▶ **Input material**:
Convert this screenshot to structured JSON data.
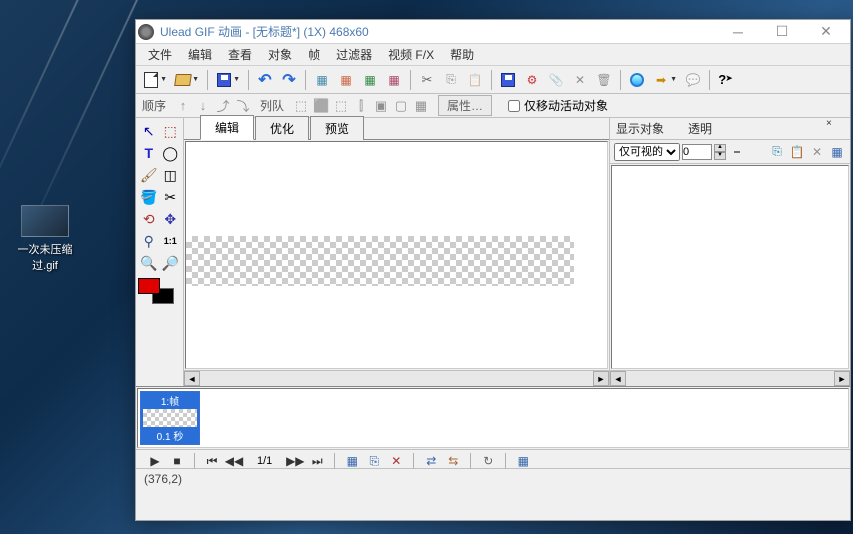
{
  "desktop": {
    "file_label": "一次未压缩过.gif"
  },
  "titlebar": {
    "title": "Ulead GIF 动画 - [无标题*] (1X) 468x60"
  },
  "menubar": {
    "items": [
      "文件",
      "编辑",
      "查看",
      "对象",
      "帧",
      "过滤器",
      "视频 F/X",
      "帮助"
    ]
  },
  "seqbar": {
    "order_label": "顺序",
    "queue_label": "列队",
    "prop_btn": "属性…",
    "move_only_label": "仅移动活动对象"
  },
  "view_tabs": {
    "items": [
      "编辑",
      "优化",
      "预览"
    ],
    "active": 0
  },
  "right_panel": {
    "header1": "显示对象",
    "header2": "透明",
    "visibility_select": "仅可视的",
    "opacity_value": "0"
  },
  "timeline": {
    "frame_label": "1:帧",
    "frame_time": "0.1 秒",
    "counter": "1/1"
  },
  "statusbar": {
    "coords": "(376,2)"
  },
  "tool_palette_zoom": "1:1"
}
---
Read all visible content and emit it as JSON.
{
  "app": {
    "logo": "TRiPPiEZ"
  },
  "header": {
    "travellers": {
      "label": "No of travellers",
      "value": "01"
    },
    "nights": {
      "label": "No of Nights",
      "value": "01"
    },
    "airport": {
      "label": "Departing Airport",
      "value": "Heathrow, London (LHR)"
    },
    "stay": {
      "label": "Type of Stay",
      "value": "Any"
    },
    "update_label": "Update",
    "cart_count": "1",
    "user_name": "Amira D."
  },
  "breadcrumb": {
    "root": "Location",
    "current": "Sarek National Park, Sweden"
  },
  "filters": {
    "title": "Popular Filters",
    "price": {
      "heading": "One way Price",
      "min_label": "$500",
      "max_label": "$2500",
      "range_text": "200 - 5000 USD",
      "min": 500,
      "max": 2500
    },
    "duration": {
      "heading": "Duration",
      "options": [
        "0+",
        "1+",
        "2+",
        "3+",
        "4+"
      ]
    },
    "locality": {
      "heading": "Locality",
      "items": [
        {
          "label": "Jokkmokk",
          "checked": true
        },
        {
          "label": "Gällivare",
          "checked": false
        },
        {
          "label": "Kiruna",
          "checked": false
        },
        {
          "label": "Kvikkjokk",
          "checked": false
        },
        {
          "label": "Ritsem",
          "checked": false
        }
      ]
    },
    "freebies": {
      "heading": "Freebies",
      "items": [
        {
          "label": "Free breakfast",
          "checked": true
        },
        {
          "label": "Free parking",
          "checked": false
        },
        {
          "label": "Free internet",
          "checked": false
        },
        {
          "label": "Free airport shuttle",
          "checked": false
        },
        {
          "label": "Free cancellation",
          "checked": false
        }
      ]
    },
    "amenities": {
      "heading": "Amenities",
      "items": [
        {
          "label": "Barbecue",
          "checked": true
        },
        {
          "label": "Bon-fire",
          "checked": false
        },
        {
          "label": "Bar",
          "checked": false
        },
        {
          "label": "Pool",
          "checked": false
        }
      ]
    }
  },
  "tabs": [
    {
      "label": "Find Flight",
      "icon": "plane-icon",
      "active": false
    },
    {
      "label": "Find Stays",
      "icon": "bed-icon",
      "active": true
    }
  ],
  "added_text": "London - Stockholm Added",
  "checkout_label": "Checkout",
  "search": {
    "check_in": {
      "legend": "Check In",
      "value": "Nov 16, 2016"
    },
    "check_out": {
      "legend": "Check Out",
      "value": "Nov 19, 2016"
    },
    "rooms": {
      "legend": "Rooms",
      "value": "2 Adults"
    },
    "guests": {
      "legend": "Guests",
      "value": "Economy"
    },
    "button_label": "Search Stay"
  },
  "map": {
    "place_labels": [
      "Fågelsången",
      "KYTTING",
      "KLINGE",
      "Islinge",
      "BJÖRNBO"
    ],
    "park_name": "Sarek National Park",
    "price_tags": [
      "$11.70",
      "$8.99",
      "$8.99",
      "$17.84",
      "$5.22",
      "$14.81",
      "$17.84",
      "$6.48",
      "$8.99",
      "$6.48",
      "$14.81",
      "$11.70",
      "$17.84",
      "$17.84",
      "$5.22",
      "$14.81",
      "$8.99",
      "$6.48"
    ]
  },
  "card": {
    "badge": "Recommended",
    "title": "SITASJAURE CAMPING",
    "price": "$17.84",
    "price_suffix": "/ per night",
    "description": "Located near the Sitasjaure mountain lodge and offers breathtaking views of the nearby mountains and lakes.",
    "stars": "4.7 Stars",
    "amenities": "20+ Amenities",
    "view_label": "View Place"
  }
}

▶ **Short problem**: List the lines of the entries that include "heading".

▶ **The solution**:
      "heading": "One way Price",
      "heading": "Duration",
      "heading": "Locality",
      "heading": "Freebies",
      "heading": "Amenities",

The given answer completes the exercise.